═════ DATA SUPPLIED ═════

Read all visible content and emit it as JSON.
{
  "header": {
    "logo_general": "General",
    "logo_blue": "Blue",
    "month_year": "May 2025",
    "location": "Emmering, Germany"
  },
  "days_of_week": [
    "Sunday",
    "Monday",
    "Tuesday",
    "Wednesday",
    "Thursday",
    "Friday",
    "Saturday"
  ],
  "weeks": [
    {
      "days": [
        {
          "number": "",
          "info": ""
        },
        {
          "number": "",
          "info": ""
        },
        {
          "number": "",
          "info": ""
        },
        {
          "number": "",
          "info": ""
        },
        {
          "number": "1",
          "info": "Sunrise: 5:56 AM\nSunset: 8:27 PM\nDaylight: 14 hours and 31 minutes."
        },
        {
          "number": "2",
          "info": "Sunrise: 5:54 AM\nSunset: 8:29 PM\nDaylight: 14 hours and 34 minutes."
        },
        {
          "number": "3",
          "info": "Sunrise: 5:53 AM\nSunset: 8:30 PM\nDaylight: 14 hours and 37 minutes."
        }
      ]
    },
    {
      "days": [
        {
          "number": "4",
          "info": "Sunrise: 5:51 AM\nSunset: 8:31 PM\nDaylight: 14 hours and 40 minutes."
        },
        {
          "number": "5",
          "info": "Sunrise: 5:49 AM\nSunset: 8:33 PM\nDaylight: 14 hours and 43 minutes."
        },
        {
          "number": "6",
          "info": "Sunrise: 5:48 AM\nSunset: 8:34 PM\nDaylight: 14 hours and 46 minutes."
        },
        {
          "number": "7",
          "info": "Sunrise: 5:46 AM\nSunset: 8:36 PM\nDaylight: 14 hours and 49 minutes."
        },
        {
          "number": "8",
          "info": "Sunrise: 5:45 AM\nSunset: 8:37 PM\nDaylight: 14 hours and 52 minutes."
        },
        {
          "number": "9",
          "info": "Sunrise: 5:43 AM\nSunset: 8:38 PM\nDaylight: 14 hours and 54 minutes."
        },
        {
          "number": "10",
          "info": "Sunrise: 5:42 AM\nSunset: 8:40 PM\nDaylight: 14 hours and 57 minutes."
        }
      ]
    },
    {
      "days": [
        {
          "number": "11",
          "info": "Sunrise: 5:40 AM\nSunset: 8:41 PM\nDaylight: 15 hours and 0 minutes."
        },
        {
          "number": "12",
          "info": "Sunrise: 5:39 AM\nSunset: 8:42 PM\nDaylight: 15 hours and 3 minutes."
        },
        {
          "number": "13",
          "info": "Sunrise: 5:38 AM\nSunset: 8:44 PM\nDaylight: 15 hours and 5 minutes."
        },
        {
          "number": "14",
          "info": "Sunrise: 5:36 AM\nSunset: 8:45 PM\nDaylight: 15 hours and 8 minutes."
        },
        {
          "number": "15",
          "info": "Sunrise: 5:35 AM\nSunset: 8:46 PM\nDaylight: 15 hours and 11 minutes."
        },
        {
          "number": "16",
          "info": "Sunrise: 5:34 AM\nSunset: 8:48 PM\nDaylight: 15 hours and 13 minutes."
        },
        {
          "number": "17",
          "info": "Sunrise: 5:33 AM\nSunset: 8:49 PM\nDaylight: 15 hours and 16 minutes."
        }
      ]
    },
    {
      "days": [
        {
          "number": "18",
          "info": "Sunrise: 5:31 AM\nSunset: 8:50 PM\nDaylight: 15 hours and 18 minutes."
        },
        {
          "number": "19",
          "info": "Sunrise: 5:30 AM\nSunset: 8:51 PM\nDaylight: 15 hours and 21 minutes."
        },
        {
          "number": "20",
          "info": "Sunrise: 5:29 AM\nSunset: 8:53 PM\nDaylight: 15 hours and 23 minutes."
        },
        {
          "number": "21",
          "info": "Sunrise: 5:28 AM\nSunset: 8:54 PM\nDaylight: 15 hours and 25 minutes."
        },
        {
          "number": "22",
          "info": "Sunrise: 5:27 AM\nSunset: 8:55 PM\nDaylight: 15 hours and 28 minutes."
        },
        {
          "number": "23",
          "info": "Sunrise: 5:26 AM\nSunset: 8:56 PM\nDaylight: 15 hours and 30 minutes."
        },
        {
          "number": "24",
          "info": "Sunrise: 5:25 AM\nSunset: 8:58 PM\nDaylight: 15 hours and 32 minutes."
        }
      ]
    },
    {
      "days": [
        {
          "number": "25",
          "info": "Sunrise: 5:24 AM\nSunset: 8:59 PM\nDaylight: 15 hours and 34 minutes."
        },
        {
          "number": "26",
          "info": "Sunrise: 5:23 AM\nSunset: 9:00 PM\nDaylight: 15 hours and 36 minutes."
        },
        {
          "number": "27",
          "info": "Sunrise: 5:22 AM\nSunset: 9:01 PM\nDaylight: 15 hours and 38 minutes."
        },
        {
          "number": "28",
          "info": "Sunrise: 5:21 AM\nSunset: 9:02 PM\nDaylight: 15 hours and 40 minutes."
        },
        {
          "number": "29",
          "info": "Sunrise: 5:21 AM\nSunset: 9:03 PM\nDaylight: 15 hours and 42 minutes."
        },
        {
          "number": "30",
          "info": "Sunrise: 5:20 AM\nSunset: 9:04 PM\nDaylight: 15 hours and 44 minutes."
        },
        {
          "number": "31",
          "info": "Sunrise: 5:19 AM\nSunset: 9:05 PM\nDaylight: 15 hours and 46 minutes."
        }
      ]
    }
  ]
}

═════

**PROBLEM DESCRIPTION:** Reproduce the complete set of lines precisely as supplied.

**TASK RESULT:**
Read all visible content and emit it as JSON.
{
  "header": {
    "logo_general": "General",
    "logo_blue": "Blue",
    "month_year": "May 2025",
    "location": "Emmering, Germany"
  },
  "days_of_week": [
    "Sunday",
    "Monday",
    "Tuesday",
    "Wednesday",
    "Thursday",
    "Friday",
    "Saturday"
  ],
  "weeks": [
    {
      "days": [
        {
          "number": "",
          "info": ""
        },
        {
          "number": "",
          "info": ""
        },
        {
          "number": "",
          "info": ""
        },
        {
          "number": "",
          "info": ""
        },
        {
          "number": "1",
          "info": "Sunrise: 5:56 AM\nSunset: 8:27 PM\nDaylight: 14 hours and 31 minutes."
        },
        {
          "number": "2",
          "info": "Sunrise: 5:54 AM\nSunset: 8:29 PM\nDaylight: 14 hours and 34 minutes."
        },
        {
          "number": "3",
          "info": "Sunrise: 5:53 AM\nSunset: 8:30 PM\nDaylight: 14 hours and 37 minutes."
        }
      ]
    },
    {
      "days": [
        {
          "number": "4",
          "info": "Sunrise: 5:51 AM\nSunset: 8:31 PM\nDaylight: 14 hours and 40 minutes."
        },
        {
          "number": "5",
          "info": "Sunrise: 5:49 AM\nSunset: 8:33 PM\nDaylight: 14 hours and 43 minutes."
        },
        {
          "number": "6",
          "info": "Sunrise: 5:48 AM\nSunset: 8:34 PM\nDaylight: 14 hours and 46 minutes."
        },
        {
          "number": "7",
          "info": "Sunrise: 5:46 AM\nSunset: 8:36 PM\nDaylight: 14 hours and 49 minutes."
        },
        {
          "number": "8",
          "info": "Sunrise: 5:45 AM\nSunset: 8:37 PM\nDaylight: 14 hours and 52 minutes."
        },
        {
          "number": "9",
          "info": "Sunrise: 5:43 AM\nSunset: 8:38 PM\nDaylight: 14 hours and 54 minutes."
        },
        {
          "number": "10",
          "info": "Sunrise: 5:42 AM\nSunset: 8:40 PM\nDaylight: 14 hours and 57 minutes."
        }
      ]
    },
    {
      "days": [
        {
          "number": "11",
          "info": "Sunrise: 5:40 AM\nSunset: 8:41 PM\nDaylight: 15 hours and 0 minutes."
        },
        {
          "number": "12",
          "info": "Sunrise: 5:39 AM\nSunset: 8:42 PM\nDaylight: 15 hours and 3 minutes."
        },
        {
          "number": "13",
          "info": "Sunrise: 5:38 AM\nSunset: 8:44 PM\nDaylight: 15 hours and 5 minutes."
        },
        {
          "number": "14",
          "info": "Sunrise: 5:36 AM\nSunset: 8:45 PM\nDaylight: 15 hours and 8 minutes."
        },
        {
          "number": "15",
          "info": "Sunrise: 5:35 AM\nSunset: 8:46 PM\nDaylight: 15 hours and 11 minutes."
        },
        {
          "number": "16",
          "info": "Sunrise: 5:34 AM\nSunset: 8:48 PM\nDaylight: 15 hours and 13 minutes."
        },
        {
          "number": "17",
          "info": "Sunrise: 5:33 AM\nSunset: 8:49 PM\nDaylight: 15 hours and 16 minutes."
        }
      ]
    },
    {
      "days": [
        {
          "number": "18",
          "info": "Sunrise: 5:31 AM\nSunset: 8:50 PM\nDaylight: 15 hours and 18 minutes."
        },
        {
          "number": "19",
          "info": "Sunrise: 5:30 AM\nSunset: 8:51 PM\nDaylight: 15 hours and 21 minutes."
        },
        {
          "number": "20",
          "info": "Sunrise: 5:29 AM\nSunset: 8:53 PM\nDaylight: 15 hours and 23 minutes."
        },
        {
          "number": "21",
          "info": "Sunrise: 5:28 AM\nSunset: 8:54 PM\nDaylight: 15 hours and 25 minutes."
        },
        {
          "number": "22",
          "info": "Sunrise: 5:27 AM\nSunset: 8:55 PM\nDaylight: 15 hours and 28 minutes."
        },
        {
          "number": "23",
          "info": "Sunrise: 5:26 AM\nSunset: 8:56 PM\nDaylight: 15 hours and 30 minutes."
        },
        {
          "number": "24",
          "info": "Sunrise: 5:25 AM\nSunset: 8:58 PM\nDaylight: 15 hours and 32 minutes."
        }
      ]
    },
    {
      "days": [
        {
          "number": "25",
          "info": "Sunrise: 5:24 AM\nSunset: 8:59 PM\nDaylight: 15 hours and 34 minutes."
        },
        {
          "number": "26",
          "info": "Sunrise: 5:23 AM\nSunset: 9:00 PM\nDaylight: 15 hours and 36 minutes."
        },
        {
          "number": "27",
          "info": "Sunrise: 5:22 AM\nSunset: 9:01 PM\nDaylight: 15 hours and 38 minutes."
        },
        {
          "number": "28",
          "info": "Sunrise: 5:21 AM\nSunset: 9:02 PM\nDaylight: 15 hours and 40 minutes."
        },
        {
          "number": "29",
          "info": "Sunrise: 5:21 AM\nSunset: 9:03 PM\nDaylight: 15 hours and 42 minutes."
        },
        {
          "number": "30",
          "info": "Sunrise: 5:20 AM\nSunset: 9:04 PM\nDaylight: 15 hours and 44 minutes."
        },
        {
          "number": "31",
          "info": "Sunrise: 5:19 AM\nSunset: 9:05 PM\nDaylight: 15 hours and 46 minutes."
        }
      ]
    }
  ]
}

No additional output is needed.